Wherever a line in the data below holds "taxa", copy that line.

=== Records provided ===
-*-*-

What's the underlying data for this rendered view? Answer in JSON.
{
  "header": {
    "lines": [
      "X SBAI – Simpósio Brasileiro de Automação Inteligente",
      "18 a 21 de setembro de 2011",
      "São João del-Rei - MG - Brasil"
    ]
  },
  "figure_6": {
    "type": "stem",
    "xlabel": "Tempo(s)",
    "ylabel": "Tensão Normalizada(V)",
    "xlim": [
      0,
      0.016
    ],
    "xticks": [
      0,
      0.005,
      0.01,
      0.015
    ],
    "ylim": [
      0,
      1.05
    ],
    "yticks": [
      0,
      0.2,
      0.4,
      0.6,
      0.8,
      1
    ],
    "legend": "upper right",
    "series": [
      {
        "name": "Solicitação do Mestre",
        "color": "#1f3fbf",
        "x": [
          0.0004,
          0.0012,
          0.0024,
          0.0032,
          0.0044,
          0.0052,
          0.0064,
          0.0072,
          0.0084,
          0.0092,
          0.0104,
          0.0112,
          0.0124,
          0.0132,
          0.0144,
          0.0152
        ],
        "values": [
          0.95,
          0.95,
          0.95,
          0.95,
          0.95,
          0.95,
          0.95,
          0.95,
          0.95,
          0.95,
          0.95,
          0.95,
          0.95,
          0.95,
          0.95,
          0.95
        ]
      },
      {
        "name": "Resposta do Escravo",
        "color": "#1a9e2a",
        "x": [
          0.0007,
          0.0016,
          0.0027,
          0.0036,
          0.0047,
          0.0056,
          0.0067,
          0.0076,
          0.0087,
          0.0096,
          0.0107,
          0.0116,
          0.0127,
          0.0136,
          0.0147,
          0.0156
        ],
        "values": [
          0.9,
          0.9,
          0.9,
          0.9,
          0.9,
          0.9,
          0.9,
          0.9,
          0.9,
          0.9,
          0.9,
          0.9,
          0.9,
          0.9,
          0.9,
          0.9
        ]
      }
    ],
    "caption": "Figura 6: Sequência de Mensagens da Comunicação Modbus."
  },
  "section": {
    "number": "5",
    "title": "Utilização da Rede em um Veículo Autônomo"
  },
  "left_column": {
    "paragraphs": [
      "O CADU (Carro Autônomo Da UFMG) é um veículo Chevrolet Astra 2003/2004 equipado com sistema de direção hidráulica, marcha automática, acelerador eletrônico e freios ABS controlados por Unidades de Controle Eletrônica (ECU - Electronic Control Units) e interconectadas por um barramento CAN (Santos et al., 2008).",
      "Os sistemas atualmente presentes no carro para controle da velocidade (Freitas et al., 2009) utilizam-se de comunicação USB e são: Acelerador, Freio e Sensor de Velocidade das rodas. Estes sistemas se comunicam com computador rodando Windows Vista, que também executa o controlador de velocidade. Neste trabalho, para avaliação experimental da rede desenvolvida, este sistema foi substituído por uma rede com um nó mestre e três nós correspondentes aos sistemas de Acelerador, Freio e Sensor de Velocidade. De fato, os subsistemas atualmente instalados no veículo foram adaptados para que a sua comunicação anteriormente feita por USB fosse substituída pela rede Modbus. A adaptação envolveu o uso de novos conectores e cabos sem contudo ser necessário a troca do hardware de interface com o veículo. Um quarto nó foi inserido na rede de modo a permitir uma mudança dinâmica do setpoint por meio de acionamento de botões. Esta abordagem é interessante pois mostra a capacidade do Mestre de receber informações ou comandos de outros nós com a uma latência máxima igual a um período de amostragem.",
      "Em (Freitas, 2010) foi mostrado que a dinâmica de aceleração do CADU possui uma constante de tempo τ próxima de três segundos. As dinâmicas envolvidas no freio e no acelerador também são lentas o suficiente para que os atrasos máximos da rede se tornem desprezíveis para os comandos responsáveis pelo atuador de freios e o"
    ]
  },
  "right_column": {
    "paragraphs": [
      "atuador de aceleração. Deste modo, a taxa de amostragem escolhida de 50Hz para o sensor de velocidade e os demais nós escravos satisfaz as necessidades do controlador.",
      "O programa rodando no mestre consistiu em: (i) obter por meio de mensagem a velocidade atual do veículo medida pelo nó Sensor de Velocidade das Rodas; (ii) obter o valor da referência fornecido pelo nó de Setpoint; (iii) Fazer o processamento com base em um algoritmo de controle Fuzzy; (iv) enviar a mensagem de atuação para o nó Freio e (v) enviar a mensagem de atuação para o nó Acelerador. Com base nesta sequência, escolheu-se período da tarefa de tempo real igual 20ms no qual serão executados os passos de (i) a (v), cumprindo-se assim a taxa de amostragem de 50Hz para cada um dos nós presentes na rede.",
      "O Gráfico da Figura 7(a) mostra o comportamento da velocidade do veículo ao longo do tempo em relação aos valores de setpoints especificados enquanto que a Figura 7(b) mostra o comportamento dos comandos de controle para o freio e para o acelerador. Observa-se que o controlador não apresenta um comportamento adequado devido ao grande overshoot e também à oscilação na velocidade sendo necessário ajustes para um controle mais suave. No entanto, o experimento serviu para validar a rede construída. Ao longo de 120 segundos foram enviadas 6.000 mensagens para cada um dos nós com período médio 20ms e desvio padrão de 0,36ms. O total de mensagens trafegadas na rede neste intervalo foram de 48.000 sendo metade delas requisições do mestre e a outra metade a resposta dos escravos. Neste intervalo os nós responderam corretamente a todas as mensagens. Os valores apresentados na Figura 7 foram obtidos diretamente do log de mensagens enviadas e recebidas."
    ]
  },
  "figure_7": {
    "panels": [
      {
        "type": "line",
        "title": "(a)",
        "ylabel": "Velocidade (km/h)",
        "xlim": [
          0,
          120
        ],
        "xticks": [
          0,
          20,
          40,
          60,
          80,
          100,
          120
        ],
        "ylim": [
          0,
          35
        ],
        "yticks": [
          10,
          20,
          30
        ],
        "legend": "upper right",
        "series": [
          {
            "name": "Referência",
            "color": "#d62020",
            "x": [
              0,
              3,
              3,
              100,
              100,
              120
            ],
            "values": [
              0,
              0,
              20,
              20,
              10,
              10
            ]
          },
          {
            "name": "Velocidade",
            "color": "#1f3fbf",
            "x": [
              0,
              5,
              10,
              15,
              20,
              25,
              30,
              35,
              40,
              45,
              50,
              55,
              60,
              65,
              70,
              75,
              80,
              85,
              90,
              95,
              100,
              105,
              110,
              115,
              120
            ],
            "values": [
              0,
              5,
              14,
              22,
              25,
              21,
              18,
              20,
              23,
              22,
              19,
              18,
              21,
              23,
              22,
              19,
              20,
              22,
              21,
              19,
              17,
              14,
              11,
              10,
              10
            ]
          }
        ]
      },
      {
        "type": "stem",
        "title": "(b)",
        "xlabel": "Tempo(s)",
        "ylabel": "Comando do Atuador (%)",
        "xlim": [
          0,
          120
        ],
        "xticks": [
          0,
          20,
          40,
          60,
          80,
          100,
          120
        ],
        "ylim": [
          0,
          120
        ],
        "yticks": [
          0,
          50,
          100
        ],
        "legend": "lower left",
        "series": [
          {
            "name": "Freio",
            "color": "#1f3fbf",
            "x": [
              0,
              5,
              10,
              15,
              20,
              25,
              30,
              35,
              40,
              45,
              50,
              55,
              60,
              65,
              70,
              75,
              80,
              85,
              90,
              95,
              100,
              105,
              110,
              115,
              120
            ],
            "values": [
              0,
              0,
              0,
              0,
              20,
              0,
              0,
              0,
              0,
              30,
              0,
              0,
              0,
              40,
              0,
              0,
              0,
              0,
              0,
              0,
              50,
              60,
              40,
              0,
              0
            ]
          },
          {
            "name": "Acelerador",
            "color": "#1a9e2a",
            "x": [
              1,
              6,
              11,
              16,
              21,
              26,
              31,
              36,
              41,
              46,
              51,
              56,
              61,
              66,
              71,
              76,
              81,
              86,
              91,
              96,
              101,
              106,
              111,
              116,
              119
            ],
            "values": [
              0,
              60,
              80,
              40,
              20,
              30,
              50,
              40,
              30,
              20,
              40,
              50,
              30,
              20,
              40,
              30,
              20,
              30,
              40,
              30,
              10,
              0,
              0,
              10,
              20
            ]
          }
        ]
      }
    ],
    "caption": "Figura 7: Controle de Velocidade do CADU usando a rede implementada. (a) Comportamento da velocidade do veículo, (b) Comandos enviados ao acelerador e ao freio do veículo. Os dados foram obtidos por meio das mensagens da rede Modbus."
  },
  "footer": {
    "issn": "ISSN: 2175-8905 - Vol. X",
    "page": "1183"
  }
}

-*-*-

=== Exercise result ===
      "atuador de aceleração. Deste modo, a taxa de amostragem escolhida de 50Hz para o sensor de velocidade e os demais nós escravos satisfaz as necessidades do controlador.",
      "O programa rodando no mestre consistiu em: (i) obter por meio de mensagem a velocidade atual do veículo medida pelo nó Sensor de Velocidade das Rodas; (ii) obter o valor da referência fornecido pelo nó de Setpoint; (iii) Fazer o processamento com base em um algoritmo de controle Fuzzy; (iv) enviar a mensagem de atuação para o nó Freio e (v) enviar a mensagem de atuação para o nó Acelerador. Com base nesta sequência, escolheu-se período da tarefa de tempo real igual 20ms no qual serão executados os passos de (i) a (v), cumprindo-se assim a taxa de amostragem de 50Hz para cada um dos nós presentes na rede.",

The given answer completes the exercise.